Directions for this task -> Return all of the data exactly as given.

= = = = =

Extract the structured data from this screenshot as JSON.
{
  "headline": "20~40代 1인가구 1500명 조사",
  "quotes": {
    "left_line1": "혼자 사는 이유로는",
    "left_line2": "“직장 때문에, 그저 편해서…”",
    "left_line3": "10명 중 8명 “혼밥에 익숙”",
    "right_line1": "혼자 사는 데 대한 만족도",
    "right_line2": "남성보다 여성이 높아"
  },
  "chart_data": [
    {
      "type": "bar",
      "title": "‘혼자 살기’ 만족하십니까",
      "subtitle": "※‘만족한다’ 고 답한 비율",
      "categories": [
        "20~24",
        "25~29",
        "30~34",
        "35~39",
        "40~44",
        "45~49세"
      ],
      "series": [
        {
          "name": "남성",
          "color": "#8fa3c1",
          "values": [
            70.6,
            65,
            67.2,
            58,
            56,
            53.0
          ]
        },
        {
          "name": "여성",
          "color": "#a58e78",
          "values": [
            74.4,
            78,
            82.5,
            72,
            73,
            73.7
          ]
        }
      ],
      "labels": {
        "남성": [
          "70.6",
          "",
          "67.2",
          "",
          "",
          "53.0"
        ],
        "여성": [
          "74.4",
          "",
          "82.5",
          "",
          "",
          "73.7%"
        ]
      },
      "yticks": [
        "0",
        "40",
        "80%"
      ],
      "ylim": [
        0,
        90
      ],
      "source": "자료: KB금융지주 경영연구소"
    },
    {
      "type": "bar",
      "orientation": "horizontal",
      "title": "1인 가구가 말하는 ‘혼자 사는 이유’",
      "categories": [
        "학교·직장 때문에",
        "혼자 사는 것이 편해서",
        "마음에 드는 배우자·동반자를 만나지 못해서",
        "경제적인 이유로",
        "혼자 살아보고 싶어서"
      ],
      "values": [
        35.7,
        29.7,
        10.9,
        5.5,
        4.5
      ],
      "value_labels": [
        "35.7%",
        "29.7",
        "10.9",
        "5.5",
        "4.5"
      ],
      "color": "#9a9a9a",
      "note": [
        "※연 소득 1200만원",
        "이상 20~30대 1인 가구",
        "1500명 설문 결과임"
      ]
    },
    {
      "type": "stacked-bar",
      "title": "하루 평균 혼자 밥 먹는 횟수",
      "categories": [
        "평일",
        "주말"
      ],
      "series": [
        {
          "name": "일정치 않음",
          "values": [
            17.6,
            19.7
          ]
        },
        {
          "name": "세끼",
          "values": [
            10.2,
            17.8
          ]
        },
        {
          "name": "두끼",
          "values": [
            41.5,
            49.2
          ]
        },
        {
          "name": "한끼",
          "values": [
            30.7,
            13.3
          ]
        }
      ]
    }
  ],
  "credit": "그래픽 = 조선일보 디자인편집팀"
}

= = = = =

Written response ->
Extract the structured data from this screenshot as JSON.
{
  "headline": "20~40代 1인가구 1500명 조사",
  "quotes": {
    "left_line1": "혼자 사는 이유로는",
    "left_line2": "“직장 때문에, 그저 편해서…”",
    "left_line3": "10명 중 8명 “혼밥에 익숙”",
    "right_line1": "혼자 사는 데 대한 만족도",
    "right_line2": "남성보다 여성이 높아"
  },
  "chart_data": [
    {
      "type": "bar",
      "title": "‘혼자 살기’ 만족하십니까",
      "subtitle": "※‘만족한다’ 고 답한 비율",
      "categories": [
        "20~24",
        "25~29",
        "30~34",
        "35~39",
        "40~44",
        "45~49세"
      ],
      "series": [
        {
          "name": "남성",
          "color": "#8fa3c1",
          "values": [
            70.6,
            65,
            67.2,
            58,
            56,
            53.0
          ]
        },
        {
          "name": "여성",
          "color": "#a58e78",
          "values": [
            74.4,
            78,
            82.5,
            72,
            73,
            73.7
          ]
        }
      ],
      "labels": {
        "남성": [
          "70.6",
          "",
          "67.2",
          "",
          "",
          "53.0"
        ],
        "여성": [
          "74.4",
          "",
          "82.5",
          "",
          "",
          "73.7%"
        ]
      },
      "yticks": [
        "0",
        "40",
        "80%"
      ],
      "ylim": [
        0,
        90
      ],
      "source": "자료: KB금융지주 경영연구소"
    },
    {
      "type": "bar",
      "orientation": "horizontal",
      "title": "1인 가구가 말하는 ‘혼자 사는 이유’",
      "categories": [
        "학교·직장 때문에",
        "혼자 사는 것이 편해서",
        "마음에 드는 배우자·동반자를 만나지 못해서",
        "경제적인 이유로",
        "혼자 살아보고 싶어서"
      ],
      "values": [
        35.7,
        29.7,
        10.9,
        5.5,
        4.5
      ],
      "value_labels": [
        "35.7%",
        "29.7",
        "10.9",
        "5.5",
        "4.5"
      ],
      "color": "#9a9a9a",
      "note": [
        "※연 소득 1200만원",
        "이상 20~30대 1인 가구",
        "1500명 설문 결과임"
      ]
    },
    {
      "type": "stacked-bar",
      "title": "하루 평균 혼자 밥 먹는 횟수",
      "categories": [
        "평일",
        "주말"
      ],
      "series": [
        {
          "name": "일정치 않음",
          "values": [
            17.6,
            19.7
          ]
        },
        {
          "name": "세끼",
          "values": [
            10.2,
            17.8
          ]
        },
        {
          "name": "두끼",
          "values": [
            41.5,
            49.2
          ]
        },
        {
          "name": "한끼",
          "values": [
            30.7,
            13.3
          ]
        }
      ]
    }
  ],
  "credit": "그래픽 = 조선일보 디자인편집팀"
}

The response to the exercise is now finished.